■ **Records**
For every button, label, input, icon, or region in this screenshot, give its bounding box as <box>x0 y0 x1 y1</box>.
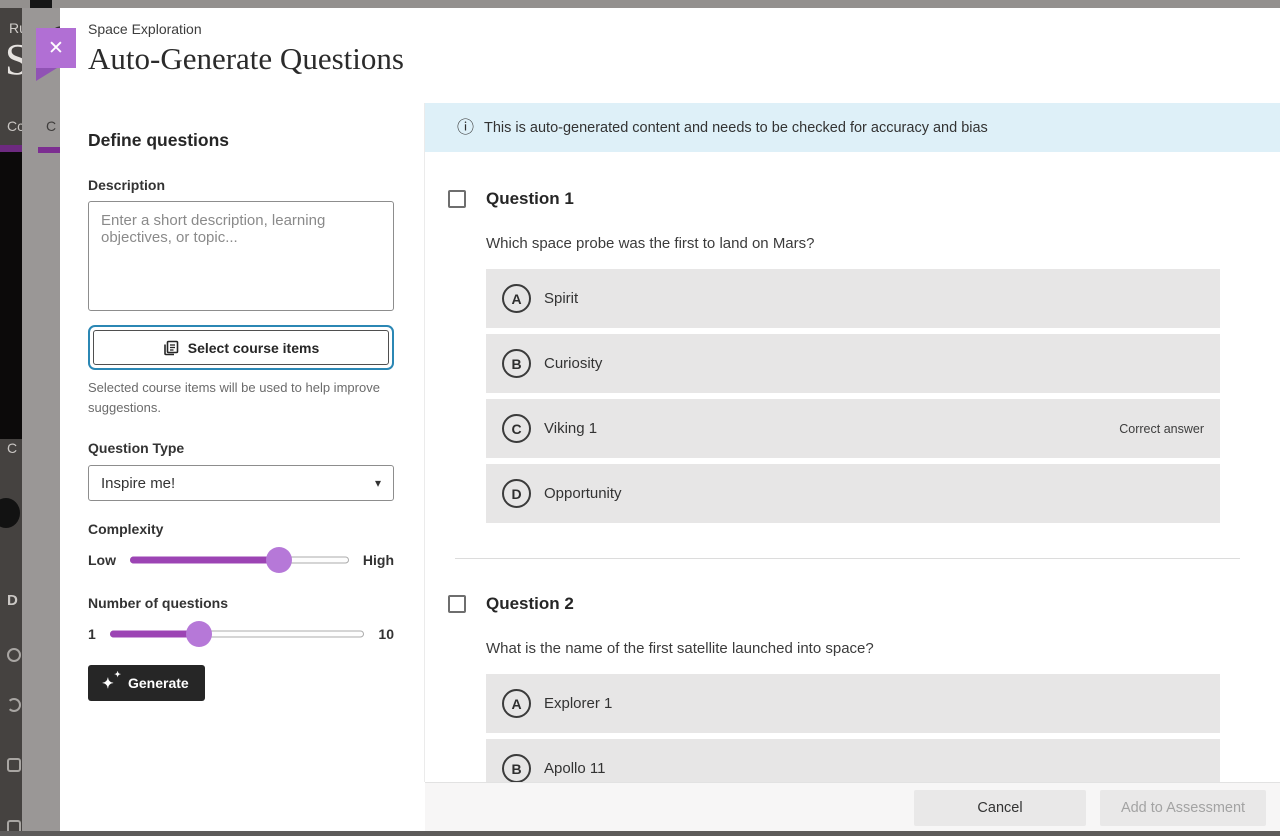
question-block: Question 1 Which space probe was the fir… <box>425 189 1280 523</box>
question-type-value: Inspire me! <box>101 475 175 492</box>
question-block: Question 2 What is the name of the first… <box>425 558 1280 798</box>
question-title: Question 2 <box>486 594 574 614</box>
panel-header: Space Exploration Auto-Generate Question… <box>88 21 404 77</box>
slider-thumb[interactable] <box>266 547 292 573</box>
description-input[interactable] <box>88 201 394 311</box>
info-icon: ⓘ <box>457 119 474 136</box>
number-of-questions-slider[interactable] <box>110 621 365 647</box>
option-letter: B <box>502 349 531 378</box>
copy-document-icon <box>163 340 179 356</box>
question-header: Question 2 <box>425 594 1280 614</box>
background-bottom-edge <box>0 831 1280 836</box>
close-button[interactable]: ✕ <box>36 28 76 68</box>
complexity-low-label: Low <box>88 552 116 568</box>
answer-option[interactable]: A Explorer 1 <box>486 674 1220 733</box>
answer-option[interactable]: D Opportunity <box>486 464 1220 523</box>
option-letter: A <box>502 284 531 313</box>
correct-answer-badge: Correct answer <box>1119 422 1204 436</box>
generate-label: Generate <box>128 675 189 691</box>
background-page-layer: Ru S Cc C D <box>0 8 22 836</box>
background-tab-underline <box>0 145 22 152</box>
question-header: Question 1 <box>425 189 1280 209</box>
edit-icon <box>7 758 21 772</box>
options-list: A Explorer 1 B Apollo 11 <box>486 674 1220 798</box>
question-type-select[interactable]: Inspire me! ▾ <box>88 465 394 501</box>
background-media-block <box>0 152 22 439</box>
option-label: Explorer 1 <box>544 695 612 712</box>
background-panel-tab-fragment: C <box>46 118 56 134</box>
answer-option[interactable]: C Viking 1 Correct answer <box>486 399 1220 458</box>
slider-fill <box>130 557 279 564</box>
question-divider <box>455 558 1240 559</box>
background-top-bar <box>0 0 1280 8</box>
question-title: Question 1 <box>486 189 574 209</box>
focus-ring: Select course items <box>88 325 394 370</box>
complexity-slider[interactable] <box>130 547 349 573</box>
answer-option[interactable]: A Spirit <box>486 269 1220 328</box>
option-letter: B <box>502 754 531 783</box>
cancel-button[interactable]: Cancel <box>914 790 1086 826</box>
question-checkbox[interactable] <box>448 190 466 208</box>
option-label: Curiosity <box>544 355 602 372</box>
course-name: Space Exploration <box>88 21 404 37</box>
complexity-label: Complexity <box>88 521 394 537</box>
banner-text: This is auto-generated content and needs… <box>484 120 988 136</box>
option-label: Viking 1 <box>544 420 597 437</box>
background-text-fragment-d: D <box>7 592 18 609</box>
define-questions-form: Define questions Description Select <box>88 130 394 701</box>
screen: Ru S Cc C D S C Space Exploration Auto-G… <box>0 0 1280 836</box>
ai-disclaimer-banner: ⓘ This is auto-generated content and nee… <box>425 103 1280 152</box>
slider-thumb[interactable] <box>186 621 212 647</box>
question-text: Which space probe was the first to land … <box>486 234 1220 254</box>
form-heading: Define questions <box>88 130 394 151</box>
background-course-title-fragment: S <box>5 34 22 85</box>
option-label: Apollo 11 <box>544 760 605 777</box>
number-of-questions-label: Number of questions <box>88 595 394 611</box>
option-letter: A <box>502 689 531 718</box>
sparkles-icon: ✦ ✦ <box>104 676 119 691</box>
option-label: Opportunity <box>544 485 622 502</box>
close-button-tail <box>36 68 57 81</box>
background-panel-layer: S C <box>22 8 60 836</box>
background-text-fragment-c: C <box>7 440 17 456</box>
background-panel-tab-underline <box>38 147 60 153</box>
num-questions-max-label: 10 <box>378 626 394 642</box>
answer-option[interactable]: B Curiosity <box>486 334 1220 393</box>
background-top-tab <box>30 0 52 8</box>
options-list: A Spirit B Curiosity C Viking 1 Correct … <box>486 269 1220 523</box>
person-icon <box>7 648 21 662</box>
chevron-down-icon: ▾ <box>375 476 381 490</box>
select-course-items-label: Select course items <box>188 340 320 356</box>
avatar <box>0 498 20 528</box>
page-title: Auto-Generate Questions <box>88 41 404 77</box>
question-type-label: Question Type <box>88 440 394 456</box>
option-letter: C <box>502 414 531 443</box>
questions-list: Question 1 Which space probe was the fir… <box>425 152 1280 832</box>
option-label: Spirit <box>544 290 578 307</box>
question-checkbox[interactable] <box>448 595 466 613</box>
background-tab-fragment: Cc <box>7 118 22 134</box>
description-label: Description <box>88 177 394 193</box>
generated-questions-region: ⓘ This is auto-generated content and nee… <box>425 103 1280 832</box>
course-items-helper-text: Selected course items will be used to he… <box>88 378 380 418</box>
close-icon: ✕ <box>48 39 64 58</box>
complexity-slider-row: Low High <box>88 547 394 573</box>
num-questions-min-label: 1 <box>88 626 96 642</box>
complexity-high-label: High <box>363 552 394 568</box>
select-course-items-button[interactable]: Select course items <box>93 330 389 365</box>
clock-icon <box>7 698 21 712</box>
auto-generate-questions-panel: Space Exploration Auto-Generate Question… <box>60 8 1280 832</box>
question-text: What is the name of the first satellite … <box>486 639 1220 659</box>
option-letter: D <box>502 479 531 508</box>
panel-footer: Cancel Add to Assessment <box>425 782 1280 832</box>
add-to-assessment-button[interactable]: Add to Assessment <box>1100 790 1266 826</box>
number-of-questions-slider-row: 1 10 <box>88 621 394 647</box>
generate-button[interactable]: ✦ ✦ Generate <box>88 665 205 701</box>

■ **Problem description**
Change "icon" to "glyph" everywhere in the rows from the line containing "question-block: Question 1" through the line containing "options-list: A Explorer". Write out only those lines, with nothing else altered.

■ **Right answer**
question-block: Question 1 Which space probe was the fir… <box>425 189 1280 523</box>
question-type-value: Inspire me! <box>101 475 175 492</box>
question-block: Question 2 What is the name of the first… <box>425 558 1280 798</box>
question-title: Question 2 <box>486 594 574 614</box>
panel-header: Space Exploration Auto-Generate Question… <box>88 21 404 77</box>
slider-thumb[interactable] <box>266 547 292 573</box>
description-input[interactable] <box>88 201 394 311</box>
info-glyph: ⓘ <box>457 119 474 136</box>
number-of-questions-slider[interactable] <box>110 621 365 647</box>
option-letter: B <box>502 349 531 378</box>
copy-document-glyph <box>163 340 179 356</box>
question-header: Question 2 <box>425 594 1280 614</box>
background-bottom-edge <box>0 831 1280 836</box>
close-button[interactable]: ✕ <box>36 28 76 68</box>
complexity-low-label: Low <box>88 552 116 568</box>
answer-option[interactable]: A Explorer 1 <box>486 674 1220 733</box>
answer-option[interactable]: D Opportunity <box>486 464 1220 523</box>
option-letter: A <box>502 284 531 313</box>
correct-answer-badge: Correct answer <box>1119 422 1204 436</box>
generate-label: Generate <box>128 675 189 691</box>
background-page-layer: Ru S Cc C D <box>0 8 22 836</box>
background-tab-underline <box>0 145 22 152</box>
question-header: Question 1 <box>425 189 1280 209</box>
edit-glyph <box>7 758 21 772</box>
options-list: A Explorer 1 B Apollo 11 <box>486 674 1220 798</box>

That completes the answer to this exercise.